__GOAL__. Skip the pictures and quote all of the lines exactly.

+++ PROVIDED RECORDS +++

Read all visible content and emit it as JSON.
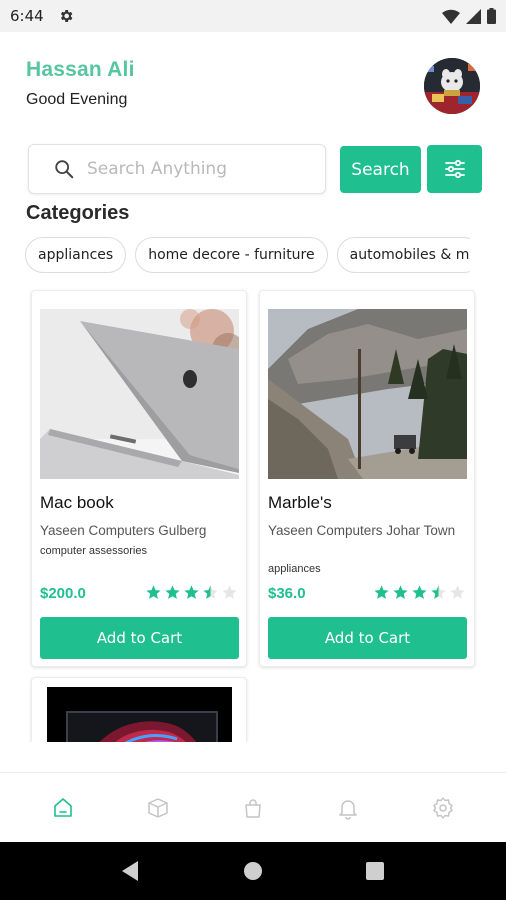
{
  "status_bar": {
    "time": "6:44"
  },
  "header": {
    "user_name": "Hassan Ali",
    "greeting": "Good Evening"
  },
  "search": {
    "placeholder": "Search Anything",
    "button_label": "Search"
  },
  "categories": {
    "title": "Categories",
    "chips": [
      "appliances",
      "home decore - furniture",
      "automobiles & m"
    ]
  },
  "products": [
    {
      "title": "Mac book",
      "store": "Yaseen Computers Gulberg",
      "category": "computer assessories",
      "price": "$200.0",
      "rating": 3.5,
      "cart_label": "Add to Cart"
    },
    {
      "title": "Marble's",
      "store": "Yaseen Computers Johar Town",
      "category": "appliances",
      "price": "$36.0",
      "rating": 3.5,
      "cart_label": "Add to Cart"
    }
  ],
  "bottom_nav": {
    "items": [
      "home-icon",
      "box-icon",
      "bag-icon",
      "bell-icon",
      "settings-icon"
    ],
    "active": "home-icon"
  },
  "colors": {
    "accent": "#1fbf8f",
    "name": "#57c6a0",
    "star_empty": "#e6e6e6"
  }
}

+++

__OUTPUT BELOW__.
Read all visible content and emit it as JSON.
{
  "status_bar": {
    "time": "6:44"
  },
  "header": {
    "user_name": "Hassan Ali",
    "greeting": "Good Evening"
  },
  "search": {
    "placeholder": "Search Anything",
    "button_label": "Search"
  },
  "categories": {
    "title": "Categories",
    "chips": [
      "appliances",
      "home decore - furniture",
      "automobiles & m"
    ]
  },
  "products": [
    {
      "title": "Mac book",
      "store": "Yaseen Computers Gulberg",
      "category": "computer assessories",
      "price": "$200.0",
      "rating": 3.5,
      "cart_label": "Add to Cart"
    },
    {
      "title": "Marble's",
      "store": "Yaseen Computers Johar Town",
      "category": "appliances",
      "price": "$36.0",
      "rating": 3.5,
      "cart_label": "Add to Cart"
    }
  ],
  "bottom_nav": {
    "items": [
      "home-icon",
      "box-icon",
      "bag-icon",
      "bell-icon",
      "settings-icon"
    ],
    "active": "home-icon"
  },
  "colors": {
    "accent": "#1fbf8f",
    "name": "#57c6a0",
    "star_empty": "#e6e6e6"
  }
}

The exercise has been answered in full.